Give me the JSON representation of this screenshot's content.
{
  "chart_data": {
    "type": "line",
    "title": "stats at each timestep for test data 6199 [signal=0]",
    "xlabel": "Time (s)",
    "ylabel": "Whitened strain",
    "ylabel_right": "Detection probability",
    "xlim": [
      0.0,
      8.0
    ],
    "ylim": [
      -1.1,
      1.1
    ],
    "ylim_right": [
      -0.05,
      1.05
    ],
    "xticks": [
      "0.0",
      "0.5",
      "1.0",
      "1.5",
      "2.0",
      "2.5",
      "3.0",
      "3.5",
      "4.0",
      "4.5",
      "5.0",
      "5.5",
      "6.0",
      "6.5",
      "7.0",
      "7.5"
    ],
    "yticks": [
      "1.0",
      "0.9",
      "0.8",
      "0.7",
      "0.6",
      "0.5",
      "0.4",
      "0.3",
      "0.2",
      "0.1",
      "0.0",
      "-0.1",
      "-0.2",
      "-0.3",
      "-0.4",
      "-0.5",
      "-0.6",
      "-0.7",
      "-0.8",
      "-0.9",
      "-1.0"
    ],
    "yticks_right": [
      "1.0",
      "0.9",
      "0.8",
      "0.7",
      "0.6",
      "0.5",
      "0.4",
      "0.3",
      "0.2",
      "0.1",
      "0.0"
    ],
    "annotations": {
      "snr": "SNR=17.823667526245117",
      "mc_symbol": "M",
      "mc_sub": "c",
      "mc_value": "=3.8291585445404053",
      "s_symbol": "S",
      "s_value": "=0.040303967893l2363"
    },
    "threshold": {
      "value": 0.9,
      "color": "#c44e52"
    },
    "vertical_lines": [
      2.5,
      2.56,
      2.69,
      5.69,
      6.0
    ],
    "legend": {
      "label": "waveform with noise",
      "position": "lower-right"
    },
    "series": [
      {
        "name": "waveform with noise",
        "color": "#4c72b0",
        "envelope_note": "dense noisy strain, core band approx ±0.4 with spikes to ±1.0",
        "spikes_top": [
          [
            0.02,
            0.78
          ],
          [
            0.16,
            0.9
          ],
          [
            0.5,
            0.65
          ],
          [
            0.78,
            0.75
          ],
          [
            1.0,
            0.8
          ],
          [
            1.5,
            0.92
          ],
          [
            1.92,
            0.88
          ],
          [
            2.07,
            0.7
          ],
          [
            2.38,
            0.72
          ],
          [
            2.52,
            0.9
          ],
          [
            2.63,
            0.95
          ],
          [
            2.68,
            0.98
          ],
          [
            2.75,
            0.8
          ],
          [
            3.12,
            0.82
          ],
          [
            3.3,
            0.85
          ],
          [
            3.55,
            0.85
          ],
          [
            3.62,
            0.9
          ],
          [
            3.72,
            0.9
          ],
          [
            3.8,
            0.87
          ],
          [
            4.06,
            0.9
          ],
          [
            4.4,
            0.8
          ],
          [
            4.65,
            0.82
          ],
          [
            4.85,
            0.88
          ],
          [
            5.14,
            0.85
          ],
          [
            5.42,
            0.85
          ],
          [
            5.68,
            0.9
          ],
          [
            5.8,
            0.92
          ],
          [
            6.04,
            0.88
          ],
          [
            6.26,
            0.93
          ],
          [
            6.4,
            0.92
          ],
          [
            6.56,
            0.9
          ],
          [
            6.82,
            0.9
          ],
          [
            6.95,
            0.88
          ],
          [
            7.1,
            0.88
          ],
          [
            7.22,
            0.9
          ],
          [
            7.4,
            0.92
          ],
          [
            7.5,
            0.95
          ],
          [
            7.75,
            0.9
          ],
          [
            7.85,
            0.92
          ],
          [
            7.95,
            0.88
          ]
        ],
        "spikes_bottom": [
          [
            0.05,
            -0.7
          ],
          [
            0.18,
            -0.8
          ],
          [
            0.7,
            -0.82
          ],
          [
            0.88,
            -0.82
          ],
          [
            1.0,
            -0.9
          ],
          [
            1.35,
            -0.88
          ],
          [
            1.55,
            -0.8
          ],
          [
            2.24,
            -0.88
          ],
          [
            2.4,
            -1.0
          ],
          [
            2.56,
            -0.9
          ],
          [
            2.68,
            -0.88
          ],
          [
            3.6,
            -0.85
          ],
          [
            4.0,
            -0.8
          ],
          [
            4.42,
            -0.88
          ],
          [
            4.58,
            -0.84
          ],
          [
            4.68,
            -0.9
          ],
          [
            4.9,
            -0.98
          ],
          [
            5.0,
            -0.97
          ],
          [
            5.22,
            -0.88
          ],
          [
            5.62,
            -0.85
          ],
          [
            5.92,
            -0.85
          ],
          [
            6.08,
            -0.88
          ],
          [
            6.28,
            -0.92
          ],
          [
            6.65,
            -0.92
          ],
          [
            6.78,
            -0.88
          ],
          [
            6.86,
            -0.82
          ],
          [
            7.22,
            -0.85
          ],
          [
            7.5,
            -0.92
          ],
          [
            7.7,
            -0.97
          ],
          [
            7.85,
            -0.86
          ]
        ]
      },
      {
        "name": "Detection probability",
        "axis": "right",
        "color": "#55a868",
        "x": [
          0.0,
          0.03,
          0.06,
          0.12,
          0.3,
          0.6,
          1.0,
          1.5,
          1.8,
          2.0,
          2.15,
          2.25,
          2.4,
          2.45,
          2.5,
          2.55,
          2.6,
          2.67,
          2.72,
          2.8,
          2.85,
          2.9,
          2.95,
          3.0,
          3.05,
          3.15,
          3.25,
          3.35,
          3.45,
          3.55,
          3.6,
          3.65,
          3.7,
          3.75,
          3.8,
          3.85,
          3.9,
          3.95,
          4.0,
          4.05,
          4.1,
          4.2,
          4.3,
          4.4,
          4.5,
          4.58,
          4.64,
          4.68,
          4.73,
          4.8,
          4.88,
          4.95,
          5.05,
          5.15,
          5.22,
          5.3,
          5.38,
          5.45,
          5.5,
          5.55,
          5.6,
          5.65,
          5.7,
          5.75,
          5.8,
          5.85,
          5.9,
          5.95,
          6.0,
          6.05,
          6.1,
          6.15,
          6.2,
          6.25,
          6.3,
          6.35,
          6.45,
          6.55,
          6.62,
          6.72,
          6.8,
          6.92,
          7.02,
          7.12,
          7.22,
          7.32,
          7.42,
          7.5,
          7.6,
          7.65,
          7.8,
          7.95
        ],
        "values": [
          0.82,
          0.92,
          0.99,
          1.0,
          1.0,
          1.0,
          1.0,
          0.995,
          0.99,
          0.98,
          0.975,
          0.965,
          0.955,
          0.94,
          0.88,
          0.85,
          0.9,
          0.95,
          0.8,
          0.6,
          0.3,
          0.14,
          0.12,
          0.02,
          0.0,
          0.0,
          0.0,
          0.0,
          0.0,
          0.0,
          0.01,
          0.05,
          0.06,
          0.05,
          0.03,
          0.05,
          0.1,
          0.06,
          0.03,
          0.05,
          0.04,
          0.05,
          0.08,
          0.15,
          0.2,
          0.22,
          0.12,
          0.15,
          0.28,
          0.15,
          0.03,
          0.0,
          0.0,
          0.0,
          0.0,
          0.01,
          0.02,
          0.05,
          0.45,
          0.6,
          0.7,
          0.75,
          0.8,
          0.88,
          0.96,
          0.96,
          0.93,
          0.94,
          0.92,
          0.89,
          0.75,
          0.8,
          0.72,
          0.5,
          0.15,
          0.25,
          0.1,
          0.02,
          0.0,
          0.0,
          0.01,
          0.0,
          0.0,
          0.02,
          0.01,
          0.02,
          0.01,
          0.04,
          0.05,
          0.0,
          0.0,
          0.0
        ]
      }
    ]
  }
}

--*--

_Exercise_
Quote every record above exactly.

_Correct response_
Give me the JSON representation of this screenshot's content.
{
  "chart_data": {
    "type": "line",
    "title": "stats at each timestep for test data 6199 [signal=0]",
    "xlabel": "Time (s)",
    "ylabel": "Whitened strain",
    "ylabel_right": "Detection probability",
    "xlim": [
      0.0,
      8.0
    ],
    "ylim": [
      -1.1,
      1.1
    ],
    "ylim_right": [
      -0.05,
      1.05
    ],
    "xticks": [
      "0.0",
      "0.5",
      "1.0",
      "1.5",
      "2.0",
      "2.5",
      "3.0",
      "3.5",
      "4.0",
      "4.5",
      "5.0",
      "5.5",
      "6.0",
      "6.5",
      "7.0",
      "7.5"
    ],
    "yticks": [
      "1.0",
      "0.9",
      "0.8",
      "0.7",
      "0.6",
      "0.5",
      "0.4",
      "0.3",
      "0.2",
      "0.1",
      "0.0",
      "-0.1",
      "-0.2",
      "-0.3",
      "-0.4",
      "-0.5",
      "-0.6",
      "-0.7",
      "-0.8",
      "-0.9",
      "-1.0"
    ],
    "yticks_right": [
      "1.0",
      "0.9",
      "0.8",
      "0.7",
      "0.6",
      "0.5",
      "0.4",
      "0.3",
      "0.2",
      "0.1",
      "0.0"
    ],
    "annotations": {
      "snr": "SNR=17.823667526245117",
      "mc_symbol": "M",
      "mc_sub": "c",
      "mc_value": "=3.8291585445404053",
      "s_symbol": "S",
      "s_value": "=0.040303967893l2363"
    },
    "threshold": {
      "value": 0.9,
      "color": "#c44e52"
    },
    "vertical_lines": [
      2.5,
      2.56,
      2.69,
      5.69,
      6.0
    ],
    "legend": {
      "label": "waveform with noise",
      "position": "lower-right"
    },
    "series": [
      {
        "name": "waveform with noise",
        "color": "#4c72b0",
        "envelope_note": "dense noisy strain, core band approx ±0.4 with spikes to ±1.0",
        "spikes_top": [
          [
            0.02,
            0.78
          ],
          [
            0.16,
            0.9
          ],
          [
            0.5,
            0.65
          ],
          [
            0.78,
            0.75
          ],
          [
            1.0,
            0.8
          ],
          [
            1.5,
            0.92
          ],
          [
            1.92,
            0.88
          ],
          [
            2.07,
            0.7
          ],
          [
            2.38,
            0.72
          ],
          [
            2.52,
            0.9
          ],
          [
            2.63,
            0.95
          ],
          [
            2.68,
            0.98
          ],
          [
            2.75,
            0.8
          ],
          [
            3.12,
            0.82
          ],
          [
            3.3,
            0.85
          ],
          [
            3.55,
            0.85
          ],
          [
            3.62,
            0.9
          ],
          [
            3.72,
            0.9
          ],
          [
            3.8,
            0.87
          ],
          [
            4.06,
            0.9
          ],
          [
            4.4,
            0.8
          ],
          [
            4.65,
            0.82
          ],
          [
            4.85,
            0.88
          ],
          [
            5.14,
            0.85
          ],
          [
            5.42,
            0.85
          ],
          [
            5.68,
            0.9
          ],
          [
            5.8,
            0.92
          ],
          [
            6.04,
            0.88
          ],
          [
            6.26,
            0.93
          ],
          [
            6.4,
            0.92
          ],
          [
            6.56,
            0.9
          ],
          [
            6.82,
            0.9
          ],
          [
            6.95,
            0.88
          ],
          [
            7.1,
            0.88
          ],
          [
            7.22,
            0.9
          ],
          [
            7.4,
            0.92
          ],
          [
            7.5,
            0.95
          ],
          [
            7.75,
            0.9
          ],
          [
            7.85,
            0.92
          ],
          [
            7.95,
            0.88
          ]
        ],
        "spikes_bottom": [
          [
            0.05,
            -0.7
          ],
          [
            0.18,
            -0.8
          ],
          [
            0.7,
            -0.82
          ],
          [
            0.88,
            -0.82
          ],
          [
            1.0,
            -0.9
          ],
          [
            1.35,
            -0.88
          ],
          [
            1.55,
            -0.8
          ],
          [
            2.24,
            -0.88
          ],
          [
            2.4,
            -1.0
          ],
          [
            2.56,
            -0.9
          ],
          [
            2.68,
            -0.88
          ],
          [
            3.6,
            -0.85
          ],
          [
            4.0,
            -0.8
          ],
          [
            4.42,
            -0.88
          ],
          [
            4.58,
            -0.84
          ],
          [
            4.68,
            -0.9
          ],
          [
            4.9,
            -0.98
          ],
          [
            5.0,
            -0.97
          ],
          [
            5.22,
            -0.88
          ],
          [
            5.62,
            -0.85
          ],
          [
            5.92,
            -0.85
          ],
          [
            6.08,
            -0.88
          ],
          [
            6.28,
            -0.92
          ],
          [
            6.65,
            -0.92
          ],
          [
            6.78,
            -0.88
          ],
          [
            6.86,
            -0.82
          ],
          [
            7.22,
            -0.85
          ],
          [
            7.5,
            -0.92
          ],
          [
            7.7,
            -0.97
          ],
          [
            7.85,
            -0.86
          ]
        ]
      },
      {
        "name": "Detection probability",
        "axis": "right",
        "color": "#55a868",
        "x": [
          0.0,
          0.03,
          0.06,
          0.12,
          0.3,
          0.6,
          1.0,
          1.5,
          1.8,
          2.0,
          2.15,
          2.25,
          2.4,
          2.45,
          2.5,
          2.55,
          2.6,
          2.67,
          2.72,
          2.8,
          2.85,
          2.9,
          2.95,
          3.0,
          3.05,
          3.15,
          3.25,
          3.35,
          3.45,
          3.55,
          3.6,
          3.65,
          3.7,
          3.75,
          3.8,
          3.85,
          3.9,
          3.95,
          4.0,
          4.05,
          4.1,
          4.2,
          4.3,
          4.4,
          4.5,
          4.58,
          4.64,
          4.68,
          4.73,
          4.8,
          4.88,
          4.95,
          5.05,
          5.15,
          5.22,
          5.3,
          5.38,
          5.45,
          5.5,
          5.55,
          5.6,
          5.65,
          5.7,
          5.75,
          5.8,
          5.85,
          5.9,
          5.95,
          6.0,
          6.05,
          6.1,
          6.15,
          6.2,
          6.25,
          6.3,
          6.35,
          6.45,
          6.55,
          6.62,
          6.72,
          6.8,
          6.92,
          7.02,
          7.12,
          7.22,
          7.32,
          7.42,
          7.5,
          7.6,
          7.65,
          7.8,
          7.95
        ],
        "values": [
          0.82,
          0.92,
          0.99,
          1.0,
          1.0,
          1.0,
          1.0,
          0.995,
          0.99,
          0.98,
          0.975,
          0.965,
          0.955,
          0.94,
          0.88,
          0.85,
          0.9,
          0.95,
          0.8,
          0.6,
          0.3,
          0.14,
          0.12,
          0.02,
          0.0,
          0.0,
          0.0,
          0.0,
          0.0,
          0.0,
          0.01,
          0.05,
          0.06,
          0.05,
          0.03,
          0.05,
          0.1,
          0.06,
          0.03,
          0.05,
          0.04,
          0.05,
          0.08,
          0.15,
          0.2,
          0.22,
          0.12,
          0.15,
          0.28,
          0.15,
          0.03,
          0.0,
          0.0,
          0.0,
          0.0,
          0.01,
          0.02,
          0.05,
          0.45,
          0.6,
          0.7,
          0.75,
          0.8,
          0.88,
          0.96,
          0.96,
          0.93,
          0.94,
          0.92,
          0.89,
          0.75,
          0.8,
          0.72,
          0.5,
          0.15,
          0.25,
          0.1,
          0.02,
          0.0,
          0.0,
          0.01,
          0.0,
          0.0,
          0.02,
          0.01,
          0.02,
          0.01,
          0.04,
          0.05,
          0.0,
          0.0,
          0.0
        ]
      }
    ]
  }
}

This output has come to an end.